# start of Stored data
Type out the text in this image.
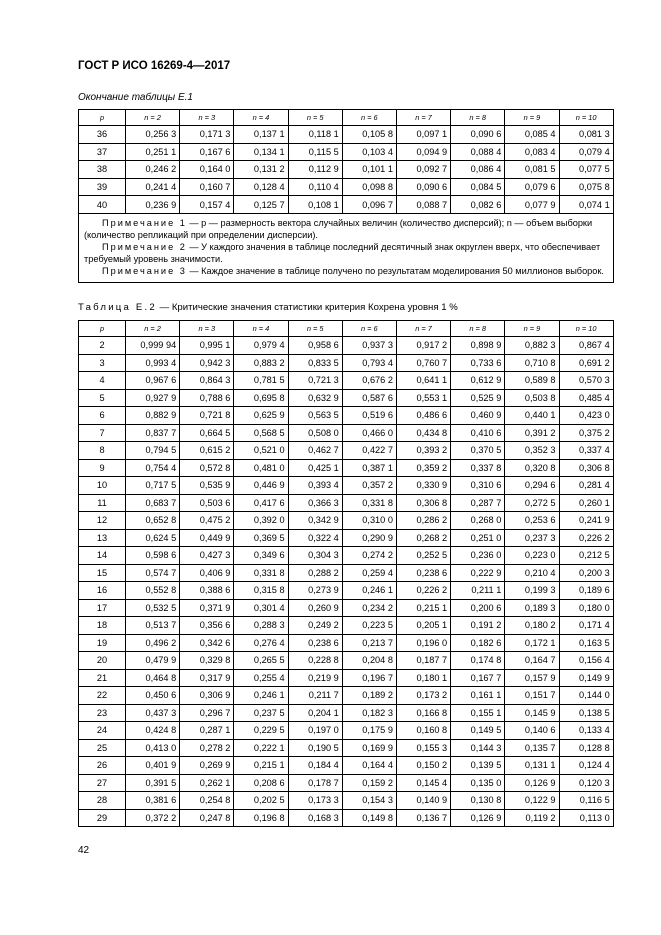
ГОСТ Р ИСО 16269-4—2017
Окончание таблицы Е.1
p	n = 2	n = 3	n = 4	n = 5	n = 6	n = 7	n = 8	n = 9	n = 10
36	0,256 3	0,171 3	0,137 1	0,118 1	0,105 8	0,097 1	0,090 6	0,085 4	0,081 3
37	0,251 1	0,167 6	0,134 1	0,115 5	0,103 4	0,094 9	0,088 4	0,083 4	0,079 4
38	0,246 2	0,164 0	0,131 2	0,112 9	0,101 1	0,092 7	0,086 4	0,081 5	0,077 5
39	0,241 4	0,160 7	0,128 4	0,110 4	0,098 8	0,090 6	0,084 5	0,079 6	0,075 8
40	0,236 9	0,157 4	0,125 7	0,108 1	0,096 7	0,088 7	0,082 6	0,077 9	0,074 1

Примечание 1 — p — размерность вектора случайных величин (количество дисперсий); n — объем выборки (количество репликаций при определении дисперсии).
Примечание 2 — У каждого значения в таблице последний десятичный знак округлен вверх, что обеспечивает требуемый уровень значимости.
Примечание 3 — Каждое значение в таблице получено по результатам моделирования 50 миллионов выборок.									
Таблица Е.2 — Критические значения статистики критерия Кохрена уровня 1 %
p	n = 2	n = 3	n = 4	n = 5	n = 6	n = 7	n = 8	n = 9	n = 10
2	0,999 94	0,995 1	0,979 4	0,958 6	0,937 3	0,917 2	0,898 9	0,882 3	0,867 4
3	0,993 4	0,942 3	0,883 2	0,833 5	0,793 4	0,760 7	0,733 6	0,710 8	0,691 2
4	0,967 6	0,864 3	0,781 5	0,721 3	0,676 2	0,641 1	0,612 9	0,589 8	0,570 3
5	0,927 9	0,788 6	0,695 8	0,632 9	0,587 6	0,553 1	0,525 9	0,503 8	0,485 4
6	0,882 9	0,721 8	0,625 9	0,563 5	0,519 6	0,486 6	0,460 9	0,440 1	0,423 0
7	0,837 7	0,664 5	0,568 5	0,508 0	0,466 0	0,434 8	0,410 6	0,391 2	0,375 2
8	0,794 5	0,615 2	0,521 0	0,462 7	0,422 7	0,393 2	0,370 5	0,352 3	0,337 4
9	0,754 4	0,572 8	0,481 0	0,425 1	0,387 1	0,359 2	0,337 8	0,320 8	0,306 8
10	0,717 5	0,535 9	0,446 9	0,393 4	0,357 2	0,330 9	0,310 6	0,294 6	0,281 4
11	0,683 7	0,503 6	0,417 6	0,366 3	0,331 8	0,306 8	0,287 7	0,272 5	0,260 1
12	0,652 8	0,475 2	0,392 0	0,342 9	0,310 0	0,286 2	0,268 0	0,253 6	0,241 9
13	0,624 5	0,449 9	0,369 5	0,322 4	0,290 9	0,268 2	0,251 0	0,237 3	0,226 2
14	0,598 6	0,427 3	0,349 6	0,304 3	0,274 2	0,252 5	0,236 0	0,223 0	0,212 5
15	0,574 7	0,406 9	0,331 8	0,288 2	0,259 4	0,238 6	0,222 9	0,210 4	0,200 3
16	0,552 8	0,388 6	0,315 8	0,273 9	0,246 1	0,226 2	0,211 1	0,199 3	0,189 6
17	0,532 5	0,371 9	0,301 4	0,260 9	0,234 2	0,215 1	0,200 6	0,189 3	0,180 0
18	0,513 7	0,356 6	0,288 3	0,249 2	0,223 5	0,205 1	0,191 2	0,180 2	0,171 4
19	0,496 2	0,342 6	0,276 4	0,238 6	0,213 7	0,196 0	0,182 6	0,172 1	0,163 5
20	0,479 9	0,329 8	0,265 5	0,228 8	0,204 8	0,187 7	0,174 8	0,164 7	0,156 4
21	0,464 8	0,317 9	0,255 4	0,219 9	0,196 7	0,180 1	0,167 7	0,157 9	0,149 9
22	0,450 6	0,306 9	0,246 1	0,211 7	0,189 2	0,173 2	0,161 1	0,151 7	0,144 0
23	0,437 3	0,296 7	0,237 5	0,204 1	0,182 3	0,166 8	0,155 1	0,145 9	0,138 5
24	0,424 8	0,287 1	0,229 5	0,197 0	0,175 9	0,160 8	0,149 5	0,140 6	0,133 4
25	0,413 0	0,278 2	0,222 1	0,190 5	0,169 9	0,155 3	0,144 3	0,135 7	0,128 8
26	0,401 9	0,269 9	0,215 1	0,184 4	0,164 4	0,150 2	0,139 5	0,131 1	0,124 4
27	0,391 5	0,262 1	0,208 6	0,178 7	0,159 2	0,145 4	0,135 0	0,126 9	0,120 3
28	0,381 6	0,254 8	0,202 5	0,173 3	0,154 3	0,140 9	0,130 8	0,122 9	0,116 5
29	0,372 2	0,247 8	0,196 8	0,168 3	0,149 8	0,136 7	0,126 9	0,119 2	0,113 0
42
# end of Stored data
# start of Stored data
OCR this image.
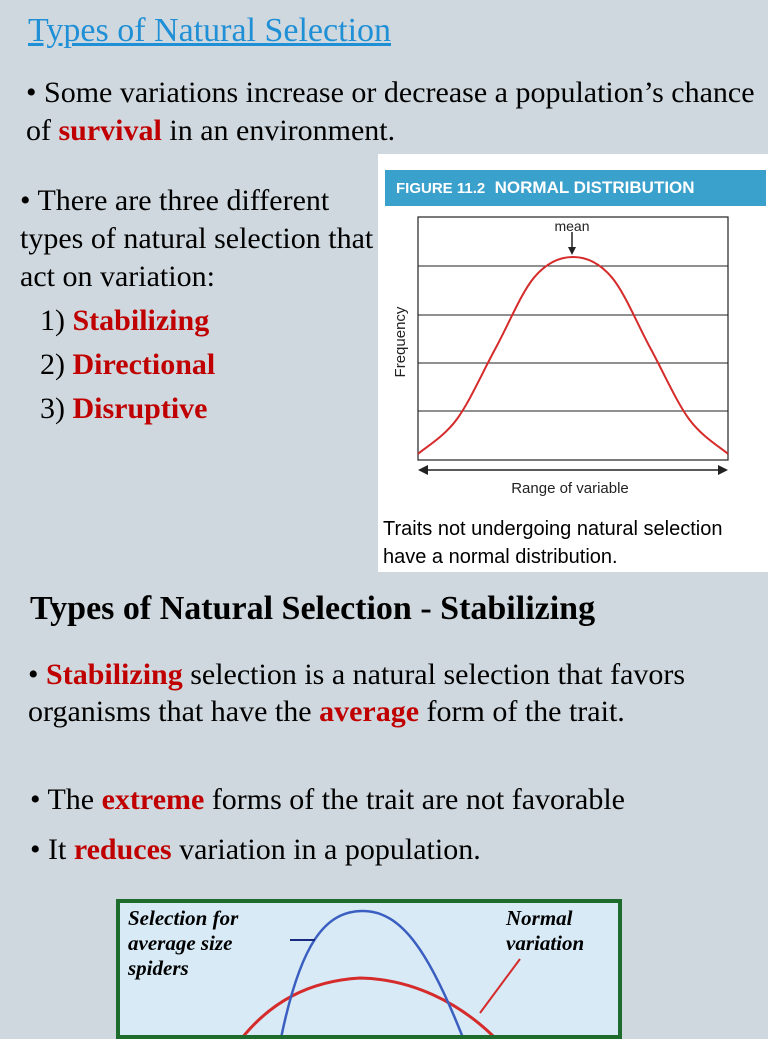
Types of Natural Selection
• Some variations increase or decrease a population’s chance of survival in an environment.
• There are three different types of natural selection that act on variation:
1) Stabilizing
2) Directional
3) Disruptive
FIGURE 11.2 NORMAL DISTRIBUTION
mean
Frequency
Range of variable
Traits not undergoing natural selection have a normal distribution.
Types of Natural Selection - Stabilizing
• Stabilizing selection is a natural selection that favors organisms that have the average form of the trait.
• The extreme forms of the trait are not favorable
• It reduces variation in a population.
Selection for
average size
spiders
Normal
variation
# end of Stored data
# start of Stored data
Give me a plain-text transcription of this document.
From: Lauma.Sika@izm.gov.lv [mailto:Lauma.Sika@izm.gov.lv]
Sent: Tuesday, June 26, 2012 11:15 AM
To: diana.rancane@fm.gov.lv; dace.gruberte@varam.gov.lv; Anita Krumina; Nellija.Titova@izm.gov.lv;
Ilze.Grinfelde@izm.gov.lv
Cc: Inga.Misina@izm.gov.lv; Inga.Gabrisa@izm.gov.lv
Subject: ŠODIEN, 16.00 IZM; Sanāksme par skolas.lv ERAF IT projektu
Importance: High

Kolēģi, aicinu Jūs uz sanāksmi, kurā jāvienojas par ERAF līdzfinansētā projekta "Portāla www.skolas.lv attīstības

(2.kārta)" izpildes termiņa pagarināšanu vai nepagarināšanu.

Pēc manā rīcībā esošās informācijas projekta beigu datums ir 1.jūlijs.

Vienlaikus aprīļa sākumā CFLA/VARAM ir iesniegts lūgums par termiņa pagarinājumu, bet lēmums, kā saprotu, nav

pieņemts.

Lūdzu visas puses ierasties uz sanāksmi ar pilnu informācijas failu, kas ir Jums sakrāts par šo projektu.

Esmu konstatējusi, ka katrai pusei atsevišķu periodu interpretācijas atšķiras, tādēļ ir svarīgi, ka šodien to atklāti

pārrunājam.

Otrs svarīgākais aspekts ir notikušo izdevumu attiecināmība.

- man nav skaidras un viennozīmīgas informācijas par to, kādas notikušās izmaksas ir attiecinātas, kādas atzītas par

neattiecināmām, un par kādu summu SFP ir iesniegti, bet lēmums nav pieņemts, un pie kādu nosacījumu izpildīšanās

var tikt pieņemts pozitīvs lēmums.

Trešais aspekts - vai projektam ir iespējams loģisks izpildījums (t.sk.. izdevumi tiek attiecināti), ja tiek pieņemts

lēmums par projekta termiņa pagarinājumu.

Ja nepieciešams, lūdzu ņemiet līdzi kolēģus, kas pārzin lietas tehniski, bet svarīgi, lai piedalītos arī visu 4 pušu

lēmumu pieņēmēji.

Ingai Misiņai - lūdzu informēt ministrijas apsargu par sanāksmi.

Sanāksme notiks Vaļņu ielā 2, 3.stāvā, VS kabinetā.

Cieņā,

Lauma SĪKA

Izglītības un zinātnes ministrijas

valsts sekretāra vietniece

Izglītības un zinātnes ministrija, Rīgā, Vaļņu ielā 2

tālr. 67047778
# end of Stored data
__Directive__.
Each line above that includes "text" should be shown.

__Task answer__.
Type out the text in this image.
Give me a plain-text transcription of this document.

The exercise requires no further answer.